» **WHAT IS BEING ASKED**
Pick out each line in these entries that contains the string "this".

━━ INPUT RECORDS ━━

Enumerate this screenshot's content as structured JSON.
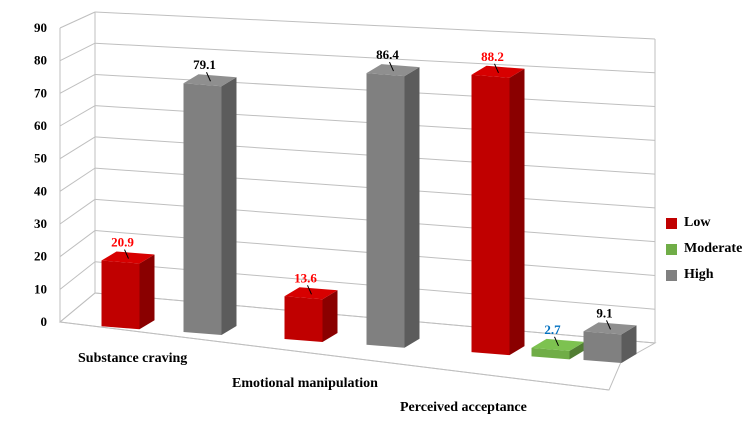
{
  "chart_data": {
    "type": "bar",
    "style": "3d-clustered",
    "categories": [
      "Substance craving",
      "Emotional manipulation",
      "Perceived acceptance"
    ],
    "series": [
      {
        "name": "Low",
        "color": "#C00000",
        "label_color": "#FF0000",
        "values": [
          20.9,
          13.6,
          88.2
        ]
      },
      {
        "name": "Moderate",
        "color": "#70AD47",
        "label_color": "#0070C0",
        "values": [
          null,
          null,
          2.7
        ]
      },
      {
        "name": "High",
        "color": "#808080",
        "label_color": "#000000",
        "values": [
          79.1,
          86.4,
          9.1
        ]
      }
    ],
    "y_ticks": [
      "0",
      "10",
      "20",
      "30",
      "40",
      "50",
      "60",
      "70",
      "80",
      "90"
    ],
    "ylim": [
      0,
      90
    ],
    "grid": true,
    "legend_position": "right"
  }
}
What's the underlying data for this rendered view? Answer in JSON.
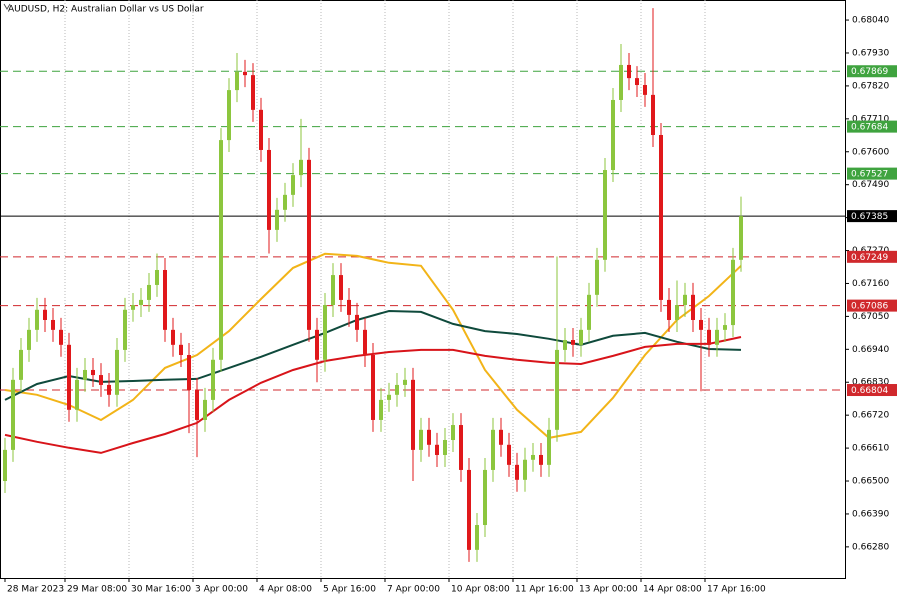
{
  "chart_data": {
    "type": "candlestick",
    "title": "AUDUSD, H2:  Australian Dollar vs US Dollar",
    "up_color": "#8cc63e",
    "down_color": "#e0181b",
    "xlim": [
      -0.625,
      105
    ],
    "xticks": [
      {
        "value": 0,
        "label": "28 Mar 2023"
      },
      {
        "value": 7.5,
        "label": "29 Mar 08:00"
      },
      {
        "value": 15.5,
        "label": "30 Mar 16:00"
      },
      {
        "value": 23.5,
        "label": "3 Apr 00:00"
      },
      {
        "value": 31.5,
        "label": "4 Apr 08:00"
      },
      {
        "value": 39.5,
        "label": "5 Apr 16:00"
      },
      {
        "value": 47.5,
        "label": "7 Apr 00:00"
      },
      {
        "value": 55.5,
        "label": "10 Apr 08:00"
      },
      {
        "value": 63.5,
        "label": "11 Apr 16:00"
      },
      {
        "value": 71.5,
        "label": "13 Apr 00:00"
      },
      {
        "value": 79.5,
        "label": "14 Apr 08:00"
      },
      {
        "value": 87.5,
        "label": "17 Apr 16:00"
      }
    ],
    "ylim": [
      0.66176,
      0.68107
    ],
    "yticks": [
      {
        "value": 0.6804,
        "label": "0.68040"
      },
      {
        "value": 0.6793,
        "label": "0.67930"
      },
      {
        "value": 0.6782,
        "label": "0.67820"
      },
      {
        "value": 0.6771,
        "label": "0.67710"
      },
      {
        "value": 0.676,
        "label": "0.67600"
      },
      {
        "value": 0.6749,
        "label": "0.67490"
      },
      {
        "value": 0.6738,
        "label": "0.67380"
      },
      {
        "value": 0.6727,
        "label": "0.67270"
      },
      {
        "value": 0.6716,
        "label": "0.67160"
      },
      {
        "value": 0.6705,
        "label": "0.67050"
      },
      {
        "value": 0.6694,
        "label": "0.66940"
      },
      {
        "value": 0.6683,
        "label": "0.66830"
      },
      {
        "value": 0.6672,
        "label": "0.66720"
      },
      {
        "value": 0.6661,
        "label": "0.66610"
      },
      {
        "value": 0.665,
        "label": "0.66500"
      },
      {
        "value": 0.6639,
        "label": "0.66390"
      },
      {
        "value": 0.6628,
        "label": "0.66280"
      }
    ],
    "grid": "vertical",
    "open": [
      0.665,
      0.66604,
      0.66838,
      0.66938,
      0.67005,
      0.67072,
      0.67038,
      0.67005,
      0.66955,
      0.66738,
      0.66838,
      0.66871,
      0.66854,
      0.66821,
      0.66788,
      0.66938,
      0.67072,
      0.67088,
      0.67105,
      0.67155,
      0.67205,
      0.67005,
      0.66955,
      0.66921,
      0.66804,
      0.66704,
      0.66771,
      0.66905,
      0.67639,
      0.67806,
      0.67867,
      0.67856,
      0.6774,
      0.67606,
      0.67339,
      0.67406,
      0.67456,
      0.67522,
      0.67573,
      0.67005,
      0.66905,
      0.67088,
      0.67188,
      0.67105,
      0.67055,
      0.67005,
      0.66921,
      0.66704,
      0.66771,
      0.66788,
      0.66821,
      0.66838,
      0.66604,
      0.66671,
      0.66621,
      0.66587,
      0.66637,
      0.66687,
      0.66537,
      0.6627,
      0.66353,
      0.66537,
      0.66671,
      0.66621,
      0.66554,
      0.66504,
      0.66571,
      0.66587,
      0.66554,
      0.66671,
      0.66938,
      0.66971,
      0.66955,
      0.67005,
      0.67122,
      0.67239,
      0.67539,
      0.67773,
      0.6789,
      0.67846,
      0.67823,
      0.6779,
      0.67656,
      0.67105,
      0.67038,
      0.67088,
      0.67122,
      0.67038,
      0.67005,
      0.66955,
      0.67005,
      0.67021,
      0.67239
    ],
    "high": [
      0.66644,
      0.66878,
      0.66978,
      0.67045,
      0.67112,
      0.67112,
      0.67078,
      0.67045,
      0.66995,
      0.66878,
      0.66911,
      0.66911,
      0.66894,
      0.66861,
      0.66978,
      0.67112,
      0.67128,
      0.67145,
      0.67195,
      0.6726,
      0.67245,
      0.67045,
      0.66995,
      0.66961,
      0.66844,
      0.66811,
      0.66945,
      0.67679,
      0.67846,
      0.6793,
      0.67907,
      0.67896,
      0.6778,
      0.67646,
      0.67446,
      0.67496,
      0.67562,
      0.6771,
      0.67613,
      0.67045,
      0.67128,
      0.67228,
      0.67228,
      0.67145,
      0.67095,
      0.67045,
      0.66961,
      0.66811,
      0.66828,
      0.66861,
      0.66878,
      0.66878,
      0.66711,
      0.66711,
      0.66661,
      0.66677,
      0.66727,
      0.66727,
      0.66577,
      0.66393,
      0.66577,
      0.66711,
      0.66711,
      0.66661,
      0.66594,
      0.66611,
      0.66627,
      0.66627,
      0.66711,
      0.6725,
      0.67011,
      0.67011,
      0.67045,
      0.67162,
      0.67279,
      0.67579,
      0.67813,
      0.6796,
      0.6793,
      0.67886,
      0.67863,
      0.6808,
      0.67696,
      0.67145,
      0.6717,
      0.67162,
      0.67162,
      0.67078,
      0.67045,
      0.67045,
      0.67061,
      0.67279,
      0.6745
    ],
    "low": [
      0.6646,
      0.66564,
      0.66798,
      0.66898,
      0.66965,
      0.66998,
      0.66965,
      0.66915,
      0.66698,
      0.66698,
      0.66798,
      0.66814,
      0.66781,
      0.66748,
      0.66748,
      0.66898,
      0.67032,
      0.67048,
      0.67065,
      0.67115,
      0.66965,
      0.66915,
      0.66881,
      0.6666,
      0.6658,
      0.66664,
      0.66731,
      0.66865,
      0.67599,
      0.67766,
      0.67816,
      0.677,
      0.67566,
      0.6726,
      0.67299,
      0.67366,
      0.67416,
      0.67482,
      0.66965,
      0.6683,
      0.66865,
      0.67048,
      0.67065,
      0.67015,
      0.66965,
      0.66881,
      0.66664,
      0.66664,
      0.66731,
      0.66748,
      0.66781,
      0.665,
      0.66564,
      0.66581,
      0.66547,
      0.66547,
      0.66597,
      0.66497,
      0.6623,
      0.6623,
      0.66313,
      0.66497,
      0.66581,
      0.66514,
      0.66464,
      0.66464,
      0.66531,
      0.66514,
      0.66514,
      0.66631,
      0.66898,
      0.66915,
      0.66915,
      0.66965,
      0.67082,
      0.67199,
      0.67499,
      0.67733,
      0.67806,
      0.67783,
      0.6775,
      0.67616,
      0.67065,
      0.66998,
      0.66998,
      0.67048,
      0.66998,
      0.668,
      0.66915,
      0.66915,
      0.66965,
      0.66981,
      0.67199
    ],
    "close": [
      0.66604,
      0.66838,
      0.66938,
      0.67005,
      0.67072,
      0.67038,
      0.67005,
      0.66955,
      0.66738,
      0.66838,
      0.66871,
      0.66854,
      0.66821,
      0.66788,
      0.66938,
      0.67072,
      0.67088,
      0.67105,
      0.67155,
      0.67205,
      0.67005,
      0.66955,
      0.66921,
      0.66804,
      0.66704,
      0.66771,
      0.66905,
      0.67639,
      0.67806,
      0.67867,
      0.67856,
      0.6774,
      0.67606,
      0.67339,
      0.67406,
      0.67456,
      0.67522,
      0.67573,
      0.67005,
      0.66905,
      0.67088,
      0.67188,
      0.67105,
      0.67055,
      0.67005,
      0.66921,
      0.66704,
      0.66771,
      0.66788,
      0.66821,
      0.66838,
      0.66604,
      0.66671,
      0.66621,
      0.66587,
      0.66637,
      0.66687,
      0.66537,
      0.6627,
      0.66353,
      0.66537,
      0.66671,
      0.66621,
      0.66554,
      0.66504,
      0.66571,
      0.66587,
      0.66554,
      0.66671,
      0.66938,
      0.66971,
      0.66955,
      0.67005,
      0.67122,
      0.67239,
      0.67539,
      0.67773,
      0.6789,
      0.67846,
      0.67823,
      0.6779,
      0.67656,
      0.67105,
      0.67038,
      0.67088,
      0.67122,
      0.67038,
      0.67005,
      0.66955,
      0.67005,
      0.67021,
      0.67239,
      0.67385
    ],
    "series": [
      {
        "color": "#f2b418",
        "x": [
          0,
          4,
          8,
          12,
          16,
          20,
          24,
          28,
          32,
          36,
          40,
          44,
          48,
          52,
          56,
          60,
          64,
          68,
          72,
          76,
          80,
          84,
          88,
          92
        ],
        "values": [
          0.66804,
          0.66788,
          0.66754,
          0.66704,
          0.66771,
          0.66878,
          0.66921,
          0.67001,
          0.67108,
          0.67212,
          0.67259,
          0.67252,
          0.67229,
          0.67219,
          0.67072,
          0.66871,
          0.66738,
          0.66644,
          0.66664,
          0.66778,
          0.66921,
          0.67038,
          0.67118,
          0.67219
        ]
      },
      {
        "color": "#0f4a3c",
        "x": [
          0,
          4,
          8,
          12,
          16,
          20,
          24,
          28,
          32,
          36,
          40,
          44,
          48,
          52,
          56,
          60,
          64,
          68,
          72,
          76,
          80,
          84,
          88,
          92
        ],
        "values": [
          0.66771,
          0.66824,
          0.66851,
          0.66831,
          0.66834,
          0.66838,
          0.66841,
          0.66878,
          0.66915,
          0.66955,
          0.66995,
          0.67038,
          0.67068,
          0.67065,
          0.67025,
          0.67001,
          0.66991,
          0.66975,
          0.66955,
          0.66985,
          0.66995,
          0.66965,
          0.66941,
          0.66938
        ]
      },
      {
        "color": "#d8141a",
        "x": [
          0,
          4,
          8,
          12,
          16,
          20,
          24,
          28,
          32,
          36,
          40,
          44,
          48,
          52,
          56,
          60,
          64,
          68,
          72,
          76,
          80,
          84,
          88,
          92
        ],
        "values": [
          0.66654,
          0.66631,
          0.66611,
          0.66594,
          0.66627,
          0.66657,
          0.66694,
          0.66771,
          0.66828,
          0.66871,
          0.66901,
          0.66918,
          0.66931,
          0.66938,
          0.66938,
          0.66918,
          0.66905,
          0.66895,
          0.66891,
          0.66918,
          0.66948,
          0.66958,
          0.66958,
          0.66981
        ]
      }
    ],
    "levels": [
      {
        "price": 0.67869,
        "color": "#3fa33f"
      },
      {
        "price": 0.67684,
        "color": "#3fa33f"
      },
      {
        "price": 0.67527,
        "color": "#3fa33f"
      },
      {
        "price": 0.67249,
        "color": "#d0282c"
      },
      {
        "price": 0.67086,
        "color": "#d0282c"
      },
      {
        "price": 0.66804,
        "color": "#d0282c"
      }
    ],
    "last_price": 0.67385
  }
}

━━━

» **ANSWER FOR THE TASK**
Enumerate this screenshot's content as structured JSON.
What's the underlying data for this rendered view? Answer in JSON.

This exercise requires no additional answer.